MATERIAL SHOWN |
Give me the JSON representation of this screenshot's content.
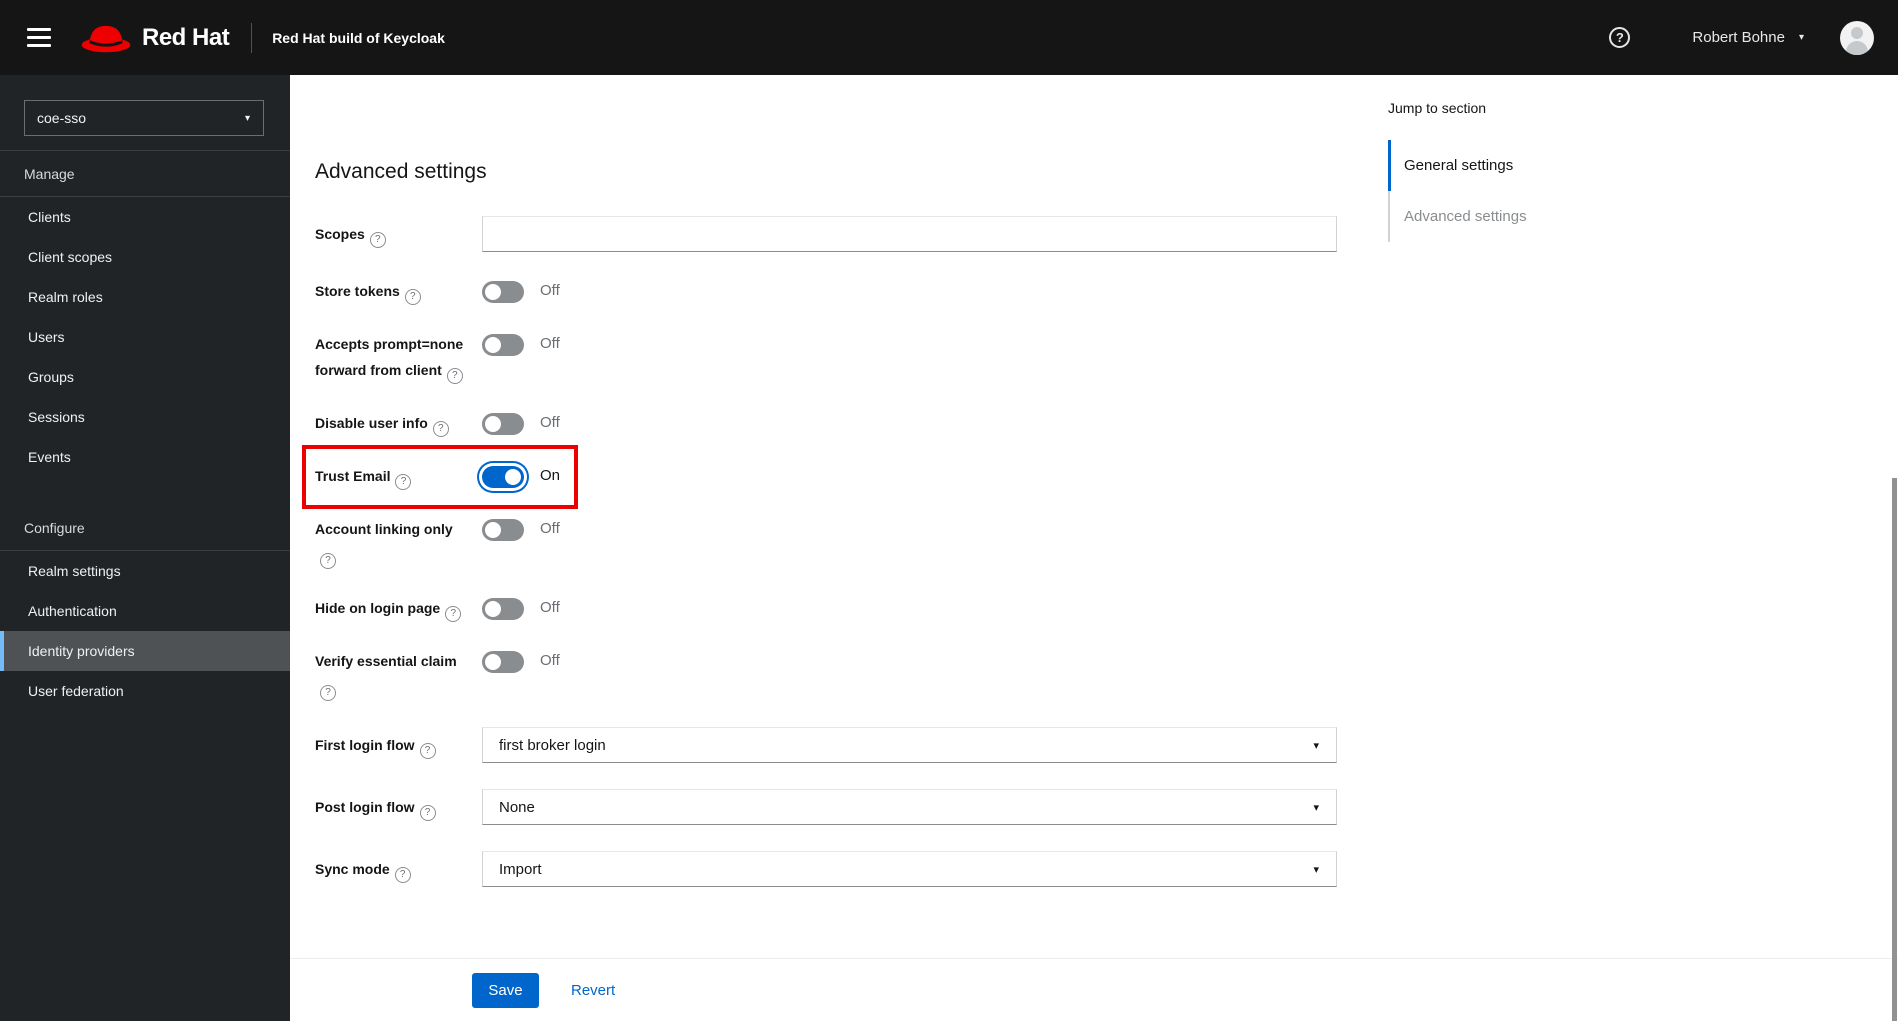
{
  "header": {
    "logo_text": "Red Hat",
    "product_title": "Red Hat build of Keycloak",
    "user_name": "Robert Bohne"
  },
  "icons": {
    "question_glyph": "?",
    "caret_down_glyph": "▾"
  },
  "sidebar": {
    "realm": "coe-sso",
    "groups": [
      {
        "label": "Manage",
        "items": [
          "Clients",
          "Client scopes",
          "Realm roles",
          "Users",
          "Groups",
          "Sessions",
          "Events"
        ]
      },
      {
        "label": "Configure",
        "items": [
          "Realm settings",
          "Authentication",
          "Identity providers",
          "User federation"
        ]
      }
    ],
    "active_item": "Identity providers"
  },
  "main": {
    "heading": "Advanced settings",
    "fields": [
      {
        "label": "Scopes",
        "type": "text",
        "value": "",
        "help": true
      },
      {
        "label": "Store tokens",
        "type": "switch",
        "state": "Off",
        "on": false,
        "help": true
      },
      {
        "label": "Accepts prompt=none forward from client",
        "type": "switch",
        "state": "Off",
        "on": false,
        "help": true
      },
      {
        "label": "Disable user info",
        "type": "switch",
        "state": "Off",
        "on": false,
        "help": true
      },
      {
        "label": "Trust Email",
        "type": "switch",
        "state": "On",
        "on": true,
        "help": true,
        "highlighted": true
      },
      {
        "label": "Account linking only",
        "type": "switch",
        "state": "Off",
        "on": false,
        "help": true
      },
      {
        "label": "Hide on login page",
        "type": "switch",
        "state": "Off",
        "on": false,
        "help": true
      },
      {
        "label": "Verify essential claim",
        "type": "switch",
        "state": "Off",
        "on": false,
        "help": true
      },
      {
        "label": "First login flow",
        "type": "select",
        "value": "first broker login",
        "help": true
      },
      {
        "label": "Post login flow",
        "type": "select",
        "value": "None",
        "help": true
      },
      {
        "label": "Sync mode",
        "type": "select",
        "value": "Import",
        "help": true
      }
    ],
    "actions": {
      "save": "Save",
      "revert": "Revert"
    }
  },
  "jump_panel": {
    "title": "Jump to section",
    "items": [
      {
        "label": "General settings",
        "active": true
      },
      {
        "label": "Advanced settings",
        "active": false
      }
    ]
  },
  "colors": {
    "header_bg": "#151515",
    "sidebar_bg": "#212427",
    "nav_active_bg": "#4f5255",
    "nav_active_accent": "#73bcf7",
    "primary_blue": "#0066cc",
    "switch_off": "#8a8d90",
    "annotation_red": "#ec0000",
    "logo_red": "#ee0000"
  }
}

STATED PROBLEM | List all lines above in which the string "login" appears.

RESPONSE |
        "label": "Hide on login page",
        "label": "First login flow",
        "value": "first broker login",
        "label": "Post login flow",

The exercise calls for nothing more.